* Task directions *
The records below are to be copied word for word, with every picture left out.

* Task input *
□ □ □
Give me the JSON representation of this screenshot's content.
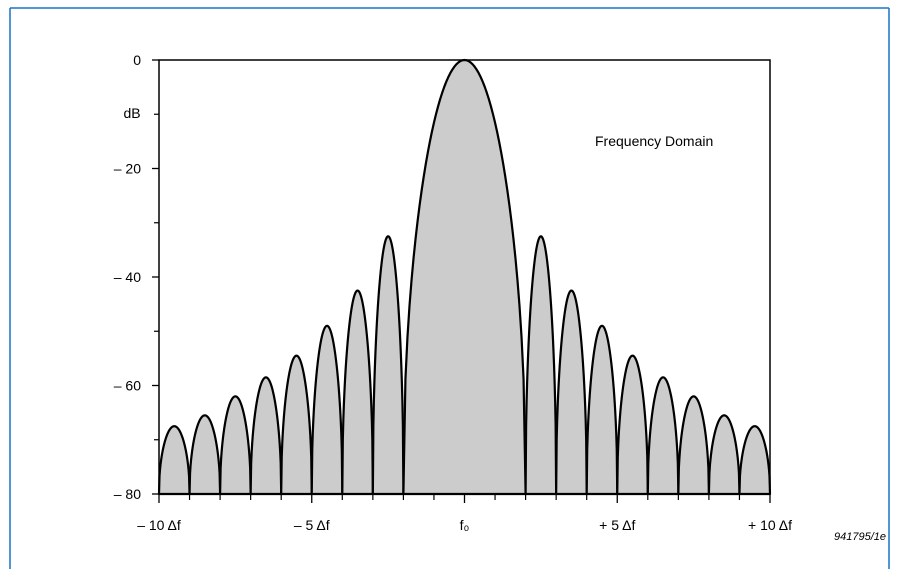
{
  "figure_id": "941795/1e",
  "frame_color": "#1a73c8",
  "chart_data": {
    "type": "area",
    "annotation": "Frequency Domain",
    "ylabel": "dB",
    "ylim": [
      -80,
      0
    ],
    "yticks": [
      0,
      -20,
      -40,
      -60,
      -80
    ],
    "ytick_labels": [
      "0",
      "– 20",
      "– 40",
      "– 60",
      "– 80"
    ],
    "y_minor_ticks": [
      -10,
      -30,
      -50,
      -70
    ],
    "xlim": [
      -10,
      10
    ],
    "x_unit": "Δf",
    "xticks": [
      -10,
      -5,
      0,
      5,
      10
    ],
    "xtick_labels": [
      "– 10 Δf",
      "– 5 Δf",
      "f₀",
      "+ 5 Δf",
      "+ 10 Δf"
    ],
    "x_minor_ticks": [
      -9,
      -8,
      -7,
      -6,
      -4,
      -3,
      -2,
      -1,
      1,
      2,
      3,
      4,
      6,
      7,
      8,
      9
    ],
    "grid": false,
    "fill_color": "#cccccc",
    "line_color": "#000000",
    "lobes": [
      {
        "x_start": -10,
        "x_end": -9,
        "peak_db": -67.5
      },
      {
        "x_start": -9,
        "x_end": -8,
        "peak_db": -65.5
      },
      {
        "x_start": -8,
        "x_end": -7,
        "peak_db": -62
      },
      {
        "x_start": -7,
        "x_end": -6,
        "peak_db": -58.5
      },
      {
        "x_start": -6,
        "x_end": -5,
        "peak_db": -54.5
      },
      {
        "x_start": -5,
        "x_end": -4,
        "peak_db": -49
      },
      {
        "x_start": -4,
        "x_end": -3,
        "peak_db": -42.5
      },
      {
        "x_start": -3,
        "x_end": -2,
        "peak_db": -32.5
      },
      {
        "x_start": -2,
        "x_end": 2,
        "peak_db": 0
      },
      {
        "x_start": 2,
        "x_end": 3,
        "peak_db": -32.5
      },
      {
        "x_start": 3,
        "x_end": 4,
        "peak_db": -42.5
      },
      {
        "x_start": 4,
        "x_end": 5,
        "peak_db": -49
      },
      {
        "x_start": 5,
        "x_end": 6,
        "peak_db": -54.5
      },
      {
        "x_start": 6,
        "x_end": 7,
        "peak_db": -58.5
      },
      {
        "x_start": 7,
        "x_end": 8,
        "peak_db": -62
      },
      {
        "x_start": 8,
        "x_end": 9,
        "peak_db": -65.5
      },
      {
        "x_start": 9,
        "x_end": 10,
        "peak_db": -67.5
      }
    ]
  }
}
□ □ □
* Written answer *
Give me the JSON representation of this screenshot's content.
{
  "figure_id": "941795/1e",
  "frame_color": "#1a73c8",
  "chart_data": {
    "type": "area",
    "annotation": "Frequency Domain",
    "ylabel": "dB",
    "ylim": [
      -80,
      0
    ],
    "yticks": [
      0,
      -20,
      -40,
      -60,
      -80
    ],
    "ytick_labels": [
      "0",
      "– 20",
      "– 40",
      "– 60",
      "– 80"
    ],
    "y_minor_ticks": [
      -10,
      -30,
      -50,
      -70
    ],
    "xlim": [
      -10,
      10
    ],
    "x_unit": "Δf",
    "xticks": [
      -10,
      -5,
      0,
      5,
      10
    ],
    "xtick_labels": [
      "– 10 Δf",
      "– 5 Δf",
      "f₀",
      "+ 5 Δf",
      "+ 10 Δf"
    ],
    "x_minor_ticks": [
      -9,
      -8,
      -7,
      -6,
      -4,
      -3,
      -2,
      -1,
      1,
      2,
      3,
      4,
      6,
      7,
      8,
      9
    ],
    "grid": false,
    "fill_color": "#cccccc",
    "line_color": "#000000",
    "lobes": [
      {
        "x_start": -10,
        "x_end": -9,
        "peak_db": -67.5
      },
      {
        "x_start": -9,
        "x_end": -8,
        "peak_db": -65.5
      },
      {
        "x_start": -8,
        "x_end": -7,
        "peak_db": -62
      },
      {
        "x_start": -7,
        "x_end": -6,
        "peak_db": -58.5
      },
      {
        "x_start": -6,
        "x_end": -5,
        "peak_db": -54.5
      },
      {
        "x_start": -5,
        "x_end": -4,
        "peak_db": -49
      },
      {
        "x_start": -4,
        "x_end": -3,
        "peak_db": -42.5
      },
      {
        "x_start": -3,
        "x_end": -2,
        "peak_db": -32.5
      },
      {
        "x_start": -2,
        "x_end": 2,
        "peak_db": 0
      },
      {
        "x_start": 2,
        "x_end": 3,
        "peak_db": -32.5
      },
      {
        "x_start": 3,
        "x_end": 4,
        "peak_db": -42.5
      },
      {
        "x_start": 4,
        "x_end": 5,
        "peak_db": -49
      },
      {
        "x_start": 5,
        "x_end": 6,
        "peak_db": -54.5
      },
      {
        "x_start": 6,
        "x_end": 7,
        "peak_db": -58.5
      },
      {
        "x_start": 7,
        "x_end": 8,
        "peak_db": -62
      },
      {
        "x_start": 8,
        "x_end": 9,
        "peak_db": -65.5
      },
      {
        "x_start": 9,
        "x_end": 10,
        "peak_db": -67.5
      }
    ]
  }
}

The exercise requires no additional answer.